→ **DIRECTIONS**
Below is a block of data; give all of it again word for word.

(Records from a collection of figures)

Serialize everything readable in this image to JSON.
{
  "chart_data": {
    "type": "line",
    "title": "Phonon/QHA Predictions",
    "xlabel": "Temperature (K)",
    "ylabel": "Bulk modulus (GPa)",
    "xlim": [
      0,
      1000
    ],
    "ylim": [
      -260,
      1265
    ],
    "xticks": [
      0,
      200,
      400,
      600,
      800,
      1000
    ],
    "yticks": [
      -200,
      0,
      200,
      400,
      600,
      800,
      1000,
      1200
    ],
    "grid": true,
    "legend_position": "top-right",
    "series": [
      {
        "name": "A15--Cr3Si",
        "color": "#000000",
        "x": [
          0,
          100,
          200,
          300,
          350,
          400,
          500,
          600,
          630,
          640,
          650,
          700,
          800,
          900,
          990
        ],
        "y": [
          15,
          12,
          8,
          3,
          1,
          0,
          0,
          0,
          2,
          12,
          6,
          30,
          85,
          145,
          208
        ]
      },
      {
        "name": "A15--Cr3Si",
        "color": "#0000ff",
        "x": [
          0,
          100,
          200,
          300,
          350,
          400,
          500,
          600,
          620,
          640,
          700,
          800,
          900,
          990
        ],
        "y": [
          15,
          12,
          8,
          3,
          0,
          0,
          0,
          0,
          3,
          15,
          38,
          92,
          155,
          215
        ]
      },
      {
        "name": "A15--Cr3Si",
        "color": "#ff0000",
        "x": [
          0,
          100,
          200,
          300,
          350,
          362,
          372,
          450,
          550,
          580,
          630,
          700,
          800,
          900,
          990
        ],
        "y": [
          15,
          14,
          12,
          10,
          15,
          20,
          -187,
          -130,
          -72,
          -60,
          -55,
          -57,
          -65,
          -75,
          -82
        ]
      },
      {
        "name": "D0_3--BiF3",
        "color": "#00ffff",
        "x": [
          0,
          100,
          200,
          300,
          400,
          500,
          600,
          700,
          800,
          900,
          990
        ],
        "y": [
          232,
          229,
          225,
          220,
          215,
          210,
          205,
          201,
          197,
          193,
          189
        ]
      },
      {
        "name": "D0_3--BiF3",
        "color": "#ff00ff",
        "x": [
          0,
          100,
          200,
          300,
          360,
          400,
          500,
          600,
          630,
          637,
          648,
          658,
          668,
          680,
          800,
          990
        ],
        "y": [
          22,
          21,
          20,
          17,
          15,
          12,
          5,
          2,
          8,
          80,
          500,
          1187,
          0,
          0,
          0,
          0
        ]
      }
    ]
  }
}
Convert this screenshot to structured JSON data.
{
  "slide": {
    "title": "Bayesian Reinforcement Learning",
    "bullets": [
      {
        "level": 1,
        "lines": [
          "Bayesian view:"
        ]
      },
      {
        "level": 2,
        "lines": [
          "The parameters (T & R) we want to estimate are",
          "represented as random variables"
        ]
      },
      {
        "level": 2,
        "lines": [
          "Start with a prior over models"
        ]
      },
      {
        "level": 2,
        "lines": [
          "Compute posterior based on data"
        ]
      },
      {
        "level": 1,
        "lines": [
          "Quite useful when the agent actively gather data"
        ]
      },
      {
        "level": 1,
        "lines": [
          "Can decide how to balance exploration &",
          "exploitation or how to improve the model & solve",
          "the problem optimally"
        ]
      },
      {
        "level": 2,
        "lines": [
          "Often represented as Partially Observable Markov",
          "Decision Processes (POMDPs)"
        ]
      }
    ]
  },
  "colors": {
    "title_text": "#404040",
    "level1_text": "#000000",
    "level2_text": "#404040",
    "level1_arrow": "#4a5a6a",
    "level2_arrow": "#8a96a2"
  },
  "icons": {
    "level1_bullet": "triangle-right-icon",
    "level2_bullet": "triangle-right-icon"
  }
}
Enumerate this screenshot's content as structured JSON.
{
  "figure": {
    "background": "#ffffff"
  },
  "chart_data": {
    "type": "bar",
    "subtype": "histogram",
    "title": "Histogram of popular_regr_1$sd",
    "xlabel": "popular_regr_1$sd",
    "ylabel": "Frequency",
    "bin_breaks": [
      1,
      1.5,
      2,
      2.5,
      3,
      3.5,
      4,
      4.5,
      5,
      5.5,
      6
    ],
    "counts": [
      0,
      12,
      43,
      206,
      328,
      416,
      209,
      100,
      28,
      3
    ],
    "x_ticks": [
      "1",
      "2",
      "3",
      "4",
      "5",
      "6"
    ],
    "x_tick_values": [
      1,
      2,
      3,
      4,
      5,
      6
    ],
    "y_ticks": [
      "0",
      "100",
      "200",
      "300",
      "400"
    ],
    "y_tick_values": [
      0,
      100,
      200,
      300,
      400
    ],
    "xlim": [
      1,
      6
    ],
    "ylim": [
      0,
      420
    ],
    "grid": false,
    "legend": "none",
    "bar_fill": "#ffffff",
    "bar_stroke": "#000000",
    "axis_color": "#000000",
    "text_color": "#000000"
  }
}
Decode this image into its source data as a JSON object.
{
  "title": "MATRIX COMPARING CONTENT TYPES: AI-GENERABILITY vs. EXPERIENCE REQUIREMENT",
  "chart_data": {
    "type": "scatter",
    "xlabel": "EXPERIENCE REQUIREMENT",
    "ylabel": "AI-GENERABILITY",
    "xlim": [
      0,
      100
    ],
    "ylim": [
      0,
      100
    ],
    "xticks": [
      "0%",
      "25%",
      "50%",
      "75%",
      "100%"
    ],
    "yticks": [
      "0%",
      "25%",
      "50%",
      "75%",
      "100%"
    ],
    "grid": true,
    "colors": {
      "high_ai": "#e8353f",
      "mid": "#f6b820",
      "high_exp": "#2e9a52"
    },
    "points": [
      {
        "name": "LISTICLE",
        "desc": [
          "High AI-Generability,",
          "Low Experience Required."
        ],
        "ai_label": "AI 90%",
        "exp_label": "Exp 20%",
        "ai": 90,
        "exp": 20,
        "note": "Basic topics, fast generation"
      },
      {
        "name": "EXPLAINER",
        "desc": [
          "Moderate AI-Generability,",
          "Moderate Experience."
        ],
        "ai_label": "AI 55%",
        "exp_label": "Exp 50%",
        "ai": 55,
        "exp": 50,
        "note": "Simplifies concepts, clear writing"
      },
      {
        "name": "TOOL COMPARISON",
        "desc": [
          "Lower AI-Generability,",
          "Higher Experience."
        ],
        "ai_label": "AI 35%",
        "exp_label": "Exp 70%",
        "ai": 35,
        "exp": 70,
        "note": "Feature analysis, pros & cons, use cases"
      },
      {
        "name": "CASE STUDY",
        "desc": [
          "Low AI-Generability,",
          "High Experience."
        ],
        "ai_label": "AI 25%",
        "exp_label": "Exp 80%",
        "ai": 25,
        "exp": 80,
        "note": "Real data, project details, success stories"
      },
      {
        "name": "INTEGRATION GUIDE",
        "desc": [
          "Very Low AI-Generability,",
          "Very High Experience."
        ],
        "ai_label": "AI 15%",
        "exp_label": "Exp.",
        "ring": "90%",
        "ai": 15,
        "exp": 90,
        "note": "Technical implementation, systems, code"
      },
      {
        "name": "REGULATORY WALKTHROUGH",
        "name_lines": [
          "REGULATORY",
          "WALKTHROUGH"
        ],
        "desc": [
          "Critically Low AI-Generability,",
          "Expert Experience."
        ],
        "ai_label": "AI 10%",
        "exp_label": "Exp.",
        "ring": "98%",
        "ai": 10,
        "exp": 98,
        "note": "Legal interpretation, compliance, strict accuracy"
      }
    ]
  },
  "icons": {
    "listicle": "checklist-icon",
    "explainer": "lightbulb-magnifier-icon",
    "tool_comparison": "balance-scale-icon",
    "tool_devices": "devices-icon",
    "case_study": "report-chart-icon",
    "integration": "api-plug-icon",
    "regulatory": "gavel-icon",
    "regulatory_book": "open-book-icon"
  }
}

→ **COMPLETED EXERCISE**
Serialize everything readable in this image to JSON.
{
  "chart_data": {
    "type": "line",
    "title": "Phonon/QHA Predictions",
    "xlabel": "Temperature (K)",
    "ylabel": "Bulk modulus (GPa)",
    "xlim": [
      0,
      1000
    ],
    "ylim": [
      -260,
      1265
    ],
    "xticks": [
      0,
      200,
      400,
      600,
      800,
      1000
    ],
    "yticks": [
      -200,
      0,
      200,
      400,
      600,
      800,
      1000,
      1200
    ],
    "grid": true,
    "legend_position": "top-right",
    "series": [
      {
        "name": "A15--Cr3Si",
        "color": "#000000",
        "x": [
          0,
          100,
          200,
          300,
          350,
          400,
          500,
          600,
          630,
          640,
          650,
          700,
          800,
          900,
          990
        ],
        "y": [
          15,
          12,
          8,
          3,
          1,
          0,
          0,
          0,
          2,
          12,
          6,
          30,
          85,
          145,
          208
        ]
      },
      {
        "name": "A15--Cr3Si",
        "color": "#0000ff",
        "x": [
          0,
          100,
          200,
          300,
          350,
          400,
          500,
          600,
          620,
          640,
          700,
          800,
          900,
          990
        ],
        "y": [
          15,
          12,
          8,
          3,
          0,
          0,
          0,
          0,
          3,
          15,
          38,
          92,
          155,
          215
        ]
      },
      {
        "name": "A15--Cr3Si",
        "color": "#ff0000",
        "x": [
          0,
          100,
          200,
          300,
          350,
          362,
          372,
          450,
          550,
          580,
          630,
          700,
          800,
          900,
          990
        ],
        "y": [
          15,
          14,
          12,
          10,
          15,
          20,
          -187,
          -130,
          -72,
          -60,
          -55,
          -57,
          -65,
          -75,
          -82
        ]
      },
      {
        "name": "D0_3--BiF3",
        "color": "#00ffff",
        "x": [
          0,
          100,
          200,
          300,
          400,
          500,
          600,
          700,
          800,
          900,
          990
        ],
        "y": [
          232,
          229,
          225,
          220,
          215,
          210,
          205,
          201,
          197,
          193,
          189
        ]
      },
      {
        "name": "D0_3--BiF3",
        "color": "#ff00ff",
        "x": [
          0,
          100,
          200,
          300,
          360,
          400,
          500,
          600,
          630,
          637,
          648,
          658,
          668,
          680,
          800,
          990
        ],
        "y": [
          22,
          21,
          20,
          17,
          15,
          12,
          5,
          2,
          8,
          80,
          500,
          1187,
          0,
          0,
          0,
          0
        ]
      }
    ]
  }
}
Convert this screenshot to structured JSON data.
{
  "slide": {
    "title": "Bayesian Reinforcement Learning",
    "bullets": [
      {
        "level": 1,
        "lines": [
          "Bayesian view:"
        ]
      },
      {
        "level": 2,
        "lines": [
          "The parameters (T & R) we want to estimate are",
          "represented as random variables"
        ]
      },
      {
        "level": 2,
        "lines": [
          "Start with a prior over models"
        ]
      },
      {
        "level": 2,
        "lines": [
          "Compute posterior based on data"
        ]
      },
      {
        "level": 1,
        "lines": [
          "Quite useful when the agent actively gather data"
        ]
      },
      {
        "level": 1,
        "lines": [
          "Can decide how to balance exploration &",
          "exploitation or how to improve the model & solve",
          "the problem optimally"
        ]
      },
      {
        "level": 2,
        "lines": [
          "Often represented as Partially Observable Markov",
          "Decision Processes (POMDPs)"
        ]
      }
    ]
  },
  "colors": {
    "title_text": "#404040",
    "level1_text": "#000000",
    "level2_text": "#404040",
    "level1_arrow": "#4a5a6a",
    "level2_arrow": "#8a96a2"
  },
  "icons": {
    "level1_bullet": "triangle-right-icon",
    "level2_bullet": "triangle-right-icon"
  }
}
Enumerate this screenshot's content as structured JSON.
{
  "figure": {
    "background": "#ffffff"
  },
  "chart_data": {
    "type": "bar",
    "subtype": "histogram",
    "title": "Histogram of popular_regr_1$sd",
    "xlabel": "popular_regr_1$sd",
    "ylabel": "Frequency",
    "bin_breaks": [
      1,
      1.5,
      2,
      2.5,
      3,
      3.5,
      4,
      4.5,
      5,
      5.5,
      6
    ],
    "counts": [
      0,
      12,
      43,
      206,
      328,
      416,
      209,
      100,
      28,
      3
    ],
    "x_ticks": [
      "1",
      "2",
      "3",
      "4",
      "5",
      "6"
    ],
    "x_tick_values": [
      1,
      2,
      3,
      4,
      5,
      6
    ],
    "y_ticks": [
      "0",
      "100",
      "200",
      "300",
      "400"
    ],
    "y_tick_values": [
      0,
      100,
      200,
      300,
      400
    ],
    "xlim": [
      1,
      6
    ],
    "ylim": [
      0,
      420
    ],
    "grid": false,
    "legend": "none",
    "bar_fill": "#ffffff",
    "bar_stroke": "#000000",
    "axis_color": "#000000",
    "text_color": "#000000"
  }
}
Decode this image into its source data as a JSON object.
{
  "title": "MATRIX COMPARING CONTENT TYPES: AI-GENERABILITY vs. EXPERIENCE REQUIREMENT",
  "chart_data": {
    "type": "scatter",
    "xlabel": "EXPERIENCE REQUIREMENT",
    "ylabel": "AI-GENERABILITY",
    "xlim": [
      0,
      100
    ],
    "ylim": [
      0,
      100
    ],
    "xticks": [
      "0%",
      "25%",
      "50%",
      "75%",
      "100%"
    ],
    "yticks": [
      "0%",
      "25%",
      "50%",
      "75%",
      "100%"
    ],
    "grid": true,
    "colors": {
      "high_ai": "#e8353f",
      "mid": "#f6b820",
      "high_exp": "#2e9a52"
    },
    "points": [
      {
        "name": "LISTICLE",
        "desc": [
          "High AI-Generability,",
          "Low Experience Required."
        ],
        "ai_label": "AI 90%",
        "exp_label": "Exp 20%",
        "ai": 90,
        "exp": 20,
        "note": "Basic topics, fast generation"
      },
      {
        "name": "EXPLAINER",
        "desc": [
          "Moderate AI-Generability,",
          "Moderate Experience."
        ],
        "ai_label": "AI 55%",
        "exp_label": "Exp 50%",
        "ai": 55,
        "exp": 50,
        "note": "Simplifies concepts, clear writing"
      },
      {
        "name": "TOOL COMPARISON",
        "desc": [
          "Lower AI-Generability,",
          "Higher Experience."
        ],
        "ai_label": "AI 35%",
        "exp_label": "Exp 70%",
        "ai": 35,
        "exp": 70,
        "note": "Feature analysis, pros & cons, use cases"
      },
      {
        "name": "CASE STUDY",
        "desc": [
          "Low AI-Generability,",
          "High Experience."
        ],
        "ai_label": "AI 25%",
        "exp_label": "Exp 80%",
        "ai": 25,
        "exp": 80,
        "note": "Real data, project details, success stories"
      },
      {
        "name": "INTEGRATION GUIDE",
        "desc": [
          "Very Low AI-Generability,",
          "Very High Experience."
        ],
        "ai_label": "AI 15%",
        "exp_label": "Exp.",
        "ring": "90%",
        "ai": 15,
        "exp": 90,
        "note": "Technical implementation, systems, code"
      },
      {
        "name": "REGULATORY WALKTHROUGH",
        "name_lines": [
          "REGULATORY",
          "WALKTHROUGH"
        ],
        "desc": [
          "Critically Low AI-Generability,",
          "Expert Experience."
        ],
        "ai_label": "AI 10%",
        "exp_label": "Exp.",
        "ring": "98%",
        "ai": 10,
        "exp": 98,
        "note": "Legal interpretation, compliance, strict accuracy"
      }
    ]
  },
  "icons": {
    "listicle": "checklist-icon",
    "explainer": "lightbulb-magnifier-icon",
    "tool_comparison": "balance-scale-icon",
    "tool_devices": "devices-icon",
    "case_study": "report-chart-icon",
    "integration": "api-plug-icon",
    "regulatory": "gavel-icon",
    "regulatory_book": "open-book-icon"
  }
}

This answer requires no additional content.